Los veraneantes del pasado


Los antiguos veraneantes en la Costa Brava han sufrido también las consecuencias psicosociológicas, morales y religiosas de la afluencia de extranjeros. De la posición de prestigio que ocupaban en nuestros pueblos de veraneo se han visto relegados a un lugar secundario. El mayor poder adquisitivo de la moneda extranjera y la generosidad de muchos turistas extranjeros (no todos), así como la brevedad de su estancia (el término medio es de 13,6 días), permite a éstos gastar sin preocupaciones. Esto contrasta con el caso del veraneante del país, que pasa los tres meses de verano (es un cliente seguro), y procura no tirar el dinero. Como consecuencia, la gente del pueblo (nos referimos a aquellos que de un modo u otro se relacionan comercialmente con los turistas: vendedores, camareros, etc.) tiene una marcada preferencia por los extranjeros, más generosos a la hora de las propinas. Esto ha dado lugar en muchos pueblos a cierto malestar. Por otra parte, los veraneantes son tres veces menos en número que los extranjeros, y de ellos, un 75% son catalanes. Para precisar más diremos que, de estos, dos terceras partes son de la ciudad de Barcelona y la otra tercera parte, de Gerona (ciudad y provincia).

....

▶ [Qué hacer]:
Copia íntegro el texto sobre los antiguos veraneantes de la Costa Brava, sin alterar nada.

Extractos de un conjunto de datos
....

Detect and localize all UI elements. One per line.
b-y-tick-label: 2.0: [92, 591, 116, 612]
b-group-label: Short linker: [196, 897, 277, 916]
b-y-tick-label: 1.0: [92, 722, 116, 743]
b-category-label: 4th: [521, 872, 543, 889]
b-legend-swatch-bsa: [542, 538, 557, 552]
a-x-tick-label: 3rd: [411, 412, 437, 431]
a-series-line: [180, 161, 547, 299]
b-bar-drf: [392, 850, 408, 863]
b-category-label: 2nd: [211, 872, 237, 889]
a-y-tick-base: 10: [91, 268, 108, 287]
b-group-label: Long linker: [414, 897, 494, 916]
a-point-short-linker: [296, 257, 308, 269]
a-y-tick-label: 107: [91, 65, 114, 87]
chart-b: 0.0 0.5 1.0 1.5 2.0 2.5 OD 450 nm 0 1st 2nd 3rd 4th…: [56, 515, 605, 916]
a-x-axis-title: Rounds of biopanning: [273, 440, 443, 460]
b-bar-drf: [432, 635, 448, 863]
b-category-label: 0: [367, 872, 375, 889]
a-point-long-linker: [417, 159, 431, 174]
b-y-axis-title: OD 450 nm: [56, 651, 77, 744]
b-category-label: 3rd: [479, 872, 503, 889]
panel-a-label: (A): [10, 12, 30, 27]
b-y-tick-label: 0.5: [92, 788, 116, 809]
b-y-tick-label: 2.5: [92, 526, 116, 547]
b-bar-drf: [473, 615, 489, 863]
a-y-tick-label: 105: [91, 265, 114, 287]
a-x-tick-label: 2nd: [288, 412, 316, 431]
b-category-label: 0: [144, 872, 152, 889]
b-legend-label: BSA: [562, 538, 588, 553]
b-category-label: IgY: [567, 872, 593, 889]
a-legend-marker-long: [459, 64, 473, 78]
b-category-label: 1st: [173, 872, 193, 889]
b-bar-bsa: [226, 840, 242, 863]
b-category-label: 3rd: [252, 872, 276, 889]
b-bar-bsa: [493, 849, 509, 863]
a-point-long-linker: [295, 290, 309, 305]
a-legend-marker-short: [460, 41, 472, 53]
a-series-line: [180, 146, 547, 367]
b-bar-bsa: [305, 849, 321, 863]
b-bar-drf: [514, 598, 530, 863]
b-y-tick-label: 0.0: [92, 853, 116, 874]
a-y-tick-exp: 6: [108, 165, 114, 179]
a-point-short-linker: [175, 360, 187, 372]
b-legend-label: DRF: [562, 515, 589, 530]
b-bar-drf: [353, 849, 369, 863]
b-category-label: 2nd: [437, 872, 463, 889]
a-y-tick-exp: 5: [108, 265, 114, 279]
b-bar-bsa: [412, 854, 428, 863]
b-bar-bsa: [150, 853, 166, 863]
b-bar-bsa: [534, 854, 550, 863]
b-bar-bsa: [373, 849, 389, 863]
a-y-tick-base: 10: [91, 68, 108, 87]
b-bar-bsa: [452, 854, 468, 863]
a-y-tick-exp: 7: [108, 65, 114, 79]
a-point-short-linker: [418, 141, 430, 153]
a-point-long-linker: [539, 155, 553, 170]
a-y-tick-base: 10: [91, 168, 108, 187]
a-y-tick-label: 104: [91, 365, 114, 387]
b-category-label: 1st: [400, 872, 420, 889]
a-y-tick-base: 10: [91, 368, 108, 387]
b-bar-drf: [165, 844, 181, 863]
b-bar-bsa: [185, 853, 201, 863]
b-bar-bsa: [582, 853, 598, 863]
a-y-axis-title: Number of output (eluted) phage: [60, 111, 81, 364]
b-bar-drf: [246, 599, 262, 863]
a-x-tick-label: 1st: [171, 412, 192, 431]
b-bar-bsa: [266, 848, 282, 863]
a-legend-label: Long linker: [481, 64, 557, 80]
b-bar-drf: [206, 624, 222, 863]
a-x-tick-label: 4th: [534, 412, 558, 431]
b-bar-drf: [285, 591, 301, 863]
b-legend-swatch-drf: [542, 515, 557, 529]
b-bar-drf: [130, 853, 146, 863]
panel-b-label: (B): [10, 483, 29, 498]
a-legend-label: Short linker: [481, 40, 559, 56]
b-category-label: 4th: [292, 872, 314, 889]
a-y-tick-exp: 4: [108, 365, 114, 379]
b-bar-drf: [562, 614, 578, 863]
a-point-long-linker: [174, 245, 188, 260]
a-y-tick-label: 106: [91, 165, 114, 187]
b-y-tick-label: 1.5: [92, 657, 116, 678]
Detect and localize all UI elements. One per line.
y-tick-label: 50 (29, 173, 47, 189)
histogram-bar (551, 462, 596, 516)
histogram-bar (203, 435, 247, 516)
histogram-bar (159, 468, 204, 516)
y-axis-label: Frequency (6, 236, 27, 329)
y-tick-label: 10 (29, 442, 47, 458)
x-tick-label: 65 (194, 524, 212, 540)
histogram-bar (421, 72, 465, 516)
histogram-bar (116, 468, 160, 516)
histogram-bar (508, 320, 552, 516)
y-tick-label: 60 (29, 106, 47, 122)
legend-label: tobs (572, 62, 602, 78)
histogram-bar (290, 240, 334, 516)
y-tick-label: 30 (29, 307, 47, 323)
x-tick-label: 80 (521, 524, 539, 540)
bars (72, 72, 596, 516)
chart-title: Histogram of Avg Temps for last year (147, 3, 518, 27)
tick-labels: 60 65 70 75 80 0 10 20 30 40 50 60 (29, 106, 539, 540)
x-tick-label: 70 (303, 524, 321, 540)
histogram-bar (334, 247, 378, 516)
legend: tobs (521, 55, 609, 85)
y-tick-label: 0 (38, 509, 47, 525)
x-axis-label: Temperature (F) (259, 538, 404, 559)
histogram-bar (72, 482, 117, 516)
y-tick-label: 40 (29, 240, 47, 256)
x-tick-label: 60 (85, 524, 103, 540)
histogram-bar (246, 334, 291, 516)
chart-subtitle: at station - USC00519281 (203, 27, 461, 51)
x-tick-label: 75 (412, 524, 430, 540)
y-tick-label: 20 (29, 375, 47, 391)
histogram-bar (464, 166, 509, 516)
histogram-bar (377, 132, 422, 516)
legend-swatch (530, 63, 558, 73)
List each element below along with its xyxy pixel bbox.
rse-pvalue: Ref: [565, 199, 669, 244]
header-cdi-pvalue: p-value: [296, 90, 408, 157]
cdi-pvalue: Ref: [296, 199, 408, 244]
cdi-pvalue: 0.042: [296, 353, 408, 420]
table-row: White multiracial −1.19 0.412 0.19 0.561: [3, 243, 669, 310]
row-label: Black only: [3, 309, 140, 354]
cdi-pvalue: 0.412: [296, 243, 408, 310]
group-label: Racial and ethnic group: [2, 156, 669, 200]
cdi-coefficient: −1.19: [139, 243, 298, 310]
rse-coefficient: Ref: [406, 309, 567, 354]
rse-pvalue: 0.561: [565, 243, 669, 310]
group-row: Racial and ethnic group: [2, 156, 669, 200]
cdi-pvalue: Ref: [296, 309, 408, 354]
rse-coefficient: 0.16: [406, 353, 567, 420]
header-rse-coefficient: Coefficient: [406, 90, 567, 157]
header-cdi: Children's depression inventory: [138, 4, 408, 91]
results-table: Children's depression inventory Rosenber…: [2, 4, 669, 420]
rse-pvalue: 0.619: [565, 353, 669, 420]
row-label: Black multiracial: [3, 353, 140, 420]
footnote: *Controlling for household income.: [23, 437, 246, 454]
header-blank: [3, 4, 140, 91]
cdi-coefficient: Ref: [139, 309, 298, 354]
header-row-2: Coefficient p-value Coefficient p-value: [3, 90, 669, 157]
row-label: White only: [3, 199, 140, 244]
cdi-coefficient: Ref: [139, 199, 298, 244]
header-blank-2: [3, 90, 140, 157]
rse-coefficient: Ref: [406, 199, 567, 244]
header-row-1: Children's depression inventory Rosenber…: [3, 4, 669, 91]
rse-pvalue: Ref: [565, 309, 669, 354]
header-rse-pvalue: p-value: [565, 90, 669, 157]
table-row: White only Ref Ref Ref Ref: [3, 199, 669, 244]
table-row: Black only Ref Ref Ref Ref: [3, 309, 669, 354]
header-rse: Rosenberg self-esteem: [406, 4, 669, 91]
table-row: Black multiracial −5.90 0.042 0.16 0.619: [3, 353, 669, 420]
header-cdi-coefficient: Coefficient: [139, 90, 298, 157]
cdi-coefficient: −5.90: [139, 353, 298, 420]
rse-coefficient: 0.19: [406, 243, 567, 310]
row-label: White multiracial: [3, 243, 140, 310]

....

▶ [Resultado]:
Los veraneantes del pasado


Los antiguos veraneantes en la Costa Brava han sufrido también las consecuencias psicosociológicas, morales y religiosas de la afluencia de extranjeros. De la posición de prestigio que ocupaban en nuestros pueblos de veraneo se han visto relegados a un lugar secundario. El mayor poder adquisitivo de la moneda extranjera y la generosidad de muchos turistas extranjeros (no todos), así como la brevedad de su estancia (el término medio es de 13,6 días), permite a éstos gastar sin preocupaciones. Esto contrasta con el caso del veraneante del país, que pasa los tres meses de verano (es un cliente seguro), y procura no tirar el dinero. Como consecuencia, la gente del pueblo (nos referimos a aquellos que de un modo u otro se relacionan comercialmente con los turistas: vendedores, camareros, etc.) tiene una marcada preferencia por los extranjeros, más generosos a la hora de las propinas. Esto ha dado lugar en muchos pueblos a cierto malestar. Por otra parte, los veraneantes son tres veces menos en número que los extranjeros, y de ellos, un 75% son catalanes. Para precisar más diremos que, de estos, dos terceras partes son de la ciudad de Barcelona y la otra tercera parte, de Gerona (ciudad y provincia).